GIVEN EXERCISE:
Pick up the lecture on tuning forks and the Doppler effect after its last sentence and continue it.

SELECTED TEXT:
• • • • • • •

When I speak to you, my sound reaches you with that speed.

I produce a certain frequency here, a certain number of oscillations per second.

They reach you, your eardrum starts to oscillate with the same frequency and you hear that tone.

I have here a tuning fork which oscillates 440 times per second.

[tuning fork produces medium-pitched tone]

Your eardrum oscillates 440 times per second--

you hear this tone.

Here I have 256 oscillations per second.

[metal rod emits lower tone]

Your eardrum is now shaking, going back and forth 256 times per second.

If you stay where you are and you don't move and I move these tuning forks, you will hear a different frequency and that's what we call Doppler effect.

If my sound source approaches you, you will hear a frequency f prime which is larger than the frequency of the tuning fork.

If it moves away from you, which I will call receding, then f prime equals lower... lower frequency.

• • • • • • •

INFORMATION SUPPLIED:
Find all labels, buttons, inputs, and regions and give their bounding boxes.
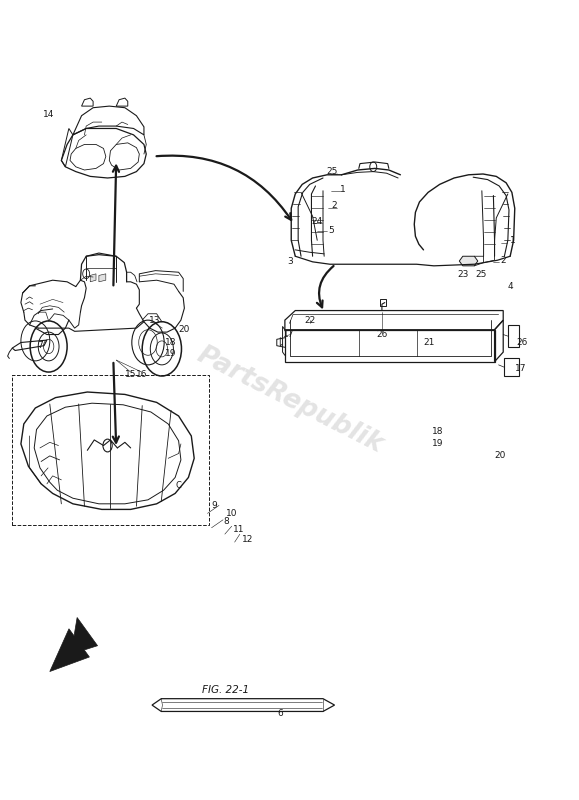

• • • • • • •

REPLY TO THE TASK:
For instance, I move to you a sound source--

I call that a transmitter--

with a speed of about one meters per second.

Transmitter is the sound transmitter.

Then if it approaches you here, you will hear f prime, which is 1.003 times f.

This three here is the one part out of 340 that you get an increase in frequency.

If I move it away from you, then f prime would be 0.997 times the frequency of the source itself.

You stay where you are.

I have here a tuning fork which generates 4,000 hertz, a very high frequency.

If I move it to you with the speed of one meter per second, which I can do, then you get an increase in pitch of 0.3%.

That makes it 4,012 hertz.

And when I move it away from you there is a decrease of 0.3%.

And you can clearly hear that difference.

I will first make you listen to the 4,000 hertz without my moving.

[tuning fork produces very high pitched tone]

Can you hear it? Very high frequency.

Is it painful, really? High frequency.

Most of you are young enough you should be able to hear 4,000 hertz.

Okay, now I am going to move it to you one meter per second and away from you.

[high tone goes up and down slightly in pitch]

Did you hear it? Once more.

[tone goes up and down quickly again]

[class laughs]

When it comes to you, it's clear that the frequency goes up, and when it moves away from you, the frequency is down.

Now imagine that I'm going to rotate the sound source around in a circle.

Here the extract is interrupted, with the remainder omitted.